## GOAL
Whenever a line contains the string "剔除预收", copy it out of the entries.

· · · · · · ·

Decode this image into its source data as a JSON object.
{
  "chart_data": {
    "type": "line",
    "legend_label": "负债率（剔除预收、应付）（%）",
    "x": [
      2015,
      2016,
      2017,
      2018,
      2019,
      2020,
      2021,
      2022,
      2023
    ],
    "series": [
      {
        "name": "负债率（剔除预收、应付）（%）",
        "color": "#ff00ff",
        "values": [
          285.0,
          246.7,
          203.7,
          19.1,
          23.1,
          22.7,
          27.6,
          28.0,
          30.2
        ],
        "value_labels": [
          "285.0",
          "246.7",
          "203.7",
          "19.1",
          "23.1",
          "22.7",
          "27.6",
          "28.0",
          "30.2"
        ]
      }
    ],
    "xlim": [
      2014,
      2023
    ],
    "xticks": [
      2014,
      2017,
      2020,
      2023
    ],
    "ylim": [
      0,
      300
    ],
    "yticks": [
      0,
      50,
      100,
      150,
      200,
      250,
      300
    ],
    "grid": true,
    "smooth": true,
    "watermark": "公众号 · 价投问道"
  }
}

· · · · · · ·

## COMPLETED EXERCISE
    "legend_label": "负债率（剔除预收、应付）（%）",
        "name": "负债率（剔除预收、应付）（%）",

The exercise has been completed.